[Data entries for graphics]
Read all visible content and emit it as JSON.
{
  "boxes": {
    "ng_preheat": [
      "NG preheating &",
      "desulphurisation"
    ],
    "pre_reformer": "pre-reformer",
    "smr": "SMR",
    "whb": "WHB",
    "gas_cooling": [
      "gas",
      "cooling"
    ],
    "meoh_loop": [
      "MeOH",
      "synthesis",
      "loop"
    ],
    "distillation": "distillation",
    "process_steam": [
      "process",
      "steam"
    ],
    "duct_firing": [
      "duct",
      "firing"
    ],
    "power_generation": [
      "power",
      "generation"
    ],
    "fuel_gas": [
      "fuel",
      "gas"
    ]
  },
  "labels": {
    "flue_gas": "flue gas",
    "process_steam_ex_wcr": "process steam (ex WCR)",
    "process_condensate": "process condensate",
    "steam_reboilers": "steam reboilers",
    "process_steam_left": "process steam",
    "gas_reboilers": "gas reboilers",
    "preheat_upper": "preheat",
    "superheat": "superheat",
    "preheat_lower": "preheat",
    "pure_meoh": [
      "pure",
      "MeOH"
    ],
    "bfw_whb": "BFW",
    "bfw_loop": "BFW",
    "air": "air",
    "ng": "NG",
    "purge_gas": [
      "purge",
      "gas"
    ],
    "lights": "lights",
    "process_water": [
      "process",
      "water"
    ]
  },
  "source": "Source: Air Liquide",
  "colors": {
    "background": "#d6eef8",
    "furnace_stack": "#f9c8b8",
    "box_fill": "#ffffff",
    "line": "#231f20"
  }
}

**EXERCISE DETAILS:** Every entry should be printed again exactly as written.

**TASK RESPONSE:**
Read all visible content and emit it as JSON.
{
  "boxes": {
    "ng_preheat": [
      "NG preheating &",
      "desulphurisation"
    ],
    "pre_reformer": "pre-reformer",
    "smr": "SMR",
    "whb": "WHB",
    "gas_cooling": [
      "gas",
      "cooling"
    ],
    "meoh_loop": [
      "MeOH",
      "synthesis",
      "loop"
    ],
    "distillation": "distillation",
    "process_steam": [
      "process",
      "steam"
    ],
    "duct_firing": [
      "duct",
      "firing"
    ],
    "power_generation": [
      "power",
      "generation"
    ],
    "fuel_gas": [
      "fuel",
      "gas"
    ]
  },
  "labels": {
    "flue_gas": "flue gas",
    "process_steam_ex_wcr": "process steam (ex WCR)",
    "process_condensate": "process condensate",
    "steam_reboilers": "steam reboilers",
    "process_steam_left": "process steam",
    "gas_reboilers": "gas reboilers",
    "preheat_upper": "preheat",
    "superheat": "superheat",
    "preheat_lower": "preheat",
    "pure_meoh": [
      "pure",
      "MeOH"
    ],
    "bfw_whb": "BFW",
    "bfw_loop": "BFW",
    "air": "air",
    "ng": "NG",
    "purge_gas": [
      "purge",
      "gas"
    ],
    "lights": "lights",
    "process_water": [
      "process",
      "water"
    ]
  },
  "source": "Source: Air Liquide",
  "colors": {
    "background": "#d6eef8",
    "furnace_stack": "#f9c8b8",
    "box_fill": "#ffffff",
    "line": "#231f20"
  }
}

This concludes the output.